STATED PROBLEM:
Retype the listing that follows, exactly as written.

DATA SUPPLIED:
>> BEGIN

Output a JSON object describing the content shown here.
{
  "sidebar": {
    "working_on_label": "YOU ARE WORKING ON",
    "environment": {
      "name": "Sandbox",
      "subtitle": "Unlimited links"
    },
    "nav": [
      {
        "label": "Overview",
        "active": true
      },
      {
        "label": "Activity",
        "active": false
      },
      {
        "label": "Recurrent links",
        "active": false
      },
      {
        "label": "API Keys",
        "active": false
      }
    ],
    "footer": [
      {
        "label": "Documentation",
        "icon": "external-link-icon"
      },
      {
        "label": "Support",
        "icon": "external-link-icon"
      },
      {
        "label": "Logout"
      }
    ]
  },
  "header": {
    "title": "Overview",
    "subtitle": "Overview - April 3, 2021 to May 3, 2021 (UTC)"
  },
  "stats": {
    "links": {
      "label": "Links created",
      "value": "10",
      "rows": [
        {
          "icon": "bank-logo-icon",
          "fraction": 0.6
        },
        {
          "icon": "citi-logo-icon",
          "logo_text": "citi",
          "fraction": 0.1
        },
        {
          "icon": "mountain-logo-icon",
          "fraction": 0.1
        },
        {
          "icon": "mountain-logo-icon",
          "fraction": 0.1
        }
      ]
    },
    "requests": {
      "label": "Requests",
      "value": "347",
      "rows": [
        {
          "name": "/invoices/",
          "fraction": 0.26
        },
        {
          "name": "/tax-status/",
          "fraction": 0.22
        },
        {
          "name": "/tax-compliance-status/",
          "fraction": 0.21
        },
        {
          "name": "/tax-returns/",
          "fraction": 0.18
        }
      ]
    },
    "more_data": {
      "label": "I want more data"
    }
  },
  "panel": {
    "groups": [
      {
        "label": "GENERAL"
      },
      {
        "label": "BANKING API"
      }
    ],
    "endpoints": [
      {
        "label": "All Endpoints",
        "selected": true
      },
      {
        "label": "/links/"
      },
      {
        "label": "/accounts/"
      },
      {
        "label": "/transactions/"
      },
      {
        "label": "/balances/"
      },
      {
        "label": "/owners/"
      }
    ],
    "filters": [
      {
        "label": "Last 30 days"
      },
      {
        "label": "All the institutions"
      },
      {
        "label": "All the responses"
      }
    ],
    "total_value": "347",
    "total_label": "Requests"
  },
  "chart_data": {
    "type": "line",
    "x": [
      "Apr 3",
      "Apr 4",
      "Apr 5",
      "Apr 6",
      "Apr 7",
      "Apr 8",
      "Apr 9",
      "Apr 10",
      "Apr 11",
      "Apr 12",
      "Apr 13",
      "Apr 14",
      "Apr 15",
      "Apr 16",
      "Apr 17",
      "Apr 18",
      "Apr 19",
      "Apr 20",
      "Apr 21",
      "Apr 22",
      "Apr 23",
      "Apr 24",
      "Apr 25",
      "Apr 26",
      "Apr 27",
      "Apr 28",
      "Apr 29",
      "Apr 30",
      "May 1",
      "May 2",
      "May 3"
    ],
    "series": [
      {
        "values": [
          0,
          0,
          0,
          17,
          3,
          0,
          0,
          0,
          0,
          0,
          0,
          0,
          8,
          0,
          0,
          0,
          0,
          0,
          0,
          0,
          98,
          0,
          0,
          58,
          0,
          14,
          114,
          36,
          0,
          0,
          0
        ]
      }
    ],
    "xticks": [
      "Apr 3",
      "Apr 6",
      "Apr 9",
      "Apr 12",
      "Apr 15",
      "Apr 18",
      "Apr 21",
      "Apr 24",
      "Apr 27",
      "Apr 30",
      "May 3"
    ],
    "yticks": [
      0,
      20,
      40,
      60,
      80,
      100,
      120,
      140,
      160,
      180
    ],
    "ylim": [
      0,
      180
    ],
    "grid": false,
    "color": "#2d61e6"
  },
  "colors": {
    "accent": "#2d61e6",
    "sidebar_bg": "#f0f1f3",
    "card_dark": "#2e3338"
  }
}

>> END

RESULT:
Output a JSON object describing the content shown here.
{
  "sidebar": {
    "working_on_label": "YOU ARE WORKING ON",
    "environment": {
      "name": "Sandbox",
      "subtitle": "Unlimited links"
    },
    "nav": [
      {
        "label": "Overview",
        "active": true
      },
      {
        "label": "Activity",
        "active": false
      },
      {
        "label": "Recurrent links",
        "active": false
      },
      {
        "label": "API Keys",
        "active": false
      }
    ],
    "footer": [
      {
        "label": "Documentation",
        "icon": "external-link-icon"
      },
      {
        "label": "Support",
        "icon": "external-link-icon"
      },
      {
        "label": "Logout"
      }
    ]
  },
  "header": {
    "title": "Overview",
    "subtitle": "Overview - April 3, 2021 to May 3, 2021 (UTC)"
  },
  "stats": {
    "links": {
      "label": "Links created",
      "value": "10",
      "rows": [
        {
          "icon": "bank-logo-icon",
          "fraction": 0.6
        },
        {
          "icon": "citi-logo-icon",
          "logo_text": "citi",
          "fraction": 0.1
        },
        {
          "icon": "mountain-logo-icon",
          "fraction": 0.1
        },
        {
          "icon": "mountain-logo-icon",
          "fraction": 0.1
        }
      ]
    },
    "requests": {
      "label": "Requests",
      "value": "347",
      "rows": [
        {
          "name": "/invoices/",
          "fraction": 0.26
        },
        {
          "name": "/tax-status/",
          "fraction": 0.22
        },
        {
          "name": "/tax-compliance-status/",
          "fraction": 0.21
        },
        {
          "name": "/tax-returns/",
          "fraction": 0.18
        }
      ]
    },
    "more_data": {
      "label": "I want more data"
    }
  },
  "panel": {
    "groups": [
      {
        "label": "GENERAL"
      },
      {
        "label": "BANKING API"
      }
    ],
    "endpoints": [
      {
        "label": "All Endpoints",
        "selected": true
      },
      {
        "label": "/links/"
      },
      {
        "label": "/accounts/"
      },
      {
        "label": "/transactions/"
      },
      {
        "label": "/balances/"
      },
      {
        "label": "/owners/"
      }
    ],
    "filters": [
      {
        "label": "Last 30 days"
      },
      {
        "label": "All the institutions"
      },
      {
        "label": "All the responses"
      }
    ],
    "total_value": "347",
    "total_label": "Requests"
  },
  "chart_data": {
    "type": "line",
    "x": [
      "Apr 3",
      "Apr 4",
      "Apr 5",
      "Apr 6",
      "Apr 7",
      "Apr 8",
      "Apr 9",
      "Apr 10",
      "Apr 11",
      "Apr 12",
      "Apr 13",
      "Apr 14",
      "Apr 15",
      "Apr 16",
      "Apr 17",
      "Apr 18",
      "Apr 19",
      "Apr 20",
      "Apr 21",
      "Apr 22",
      "Apr 23",
      "Apr 24",
      "Apr 25",
      "Apr 26",
      "Apr 27",
      "Apr 28",
      "Apr 29",
      "Apr 30",
      "May 1",
      "May 2",
      "May 3"
    ],
    "series": [
      {
        "values": [
          0,
          0,
          0,
          17,
          3,
          0,
          0,
          0,
          0,
          0,
          0,
          0,
          8,
          0,
          0,
          0,
          0,
          0,
          0,
          0,
          98,
          0,
          0,
          58,
          0,
          14,
          114,
          36,
          0,
          0,
          0
        ]
      }
    ],
    "xticks": [
      "Apr 3",
      "Apr 6",
      "Apr 9",
      "Apr 12",
      "Apr 15",
      "Apr 18",
      "Apr 21",
      "Apr 24",
      "Apr 27",
      "Apr 30",
      "May 3"
    ],
    "yticks": [
      0,
      20,
      40,
      60,
      80,
      100,
      120,
      140,
      160,
      180
    ],
    "ylim": [
      0,
      180
    ],
    "grid": false,
    "color": "#2d61e6"
  },
  "colors": {
    "accent": "#2d61e6",
    "sidebar_bg": "#f0f1f3",
    "card_dark": "#2e3338"
  }
}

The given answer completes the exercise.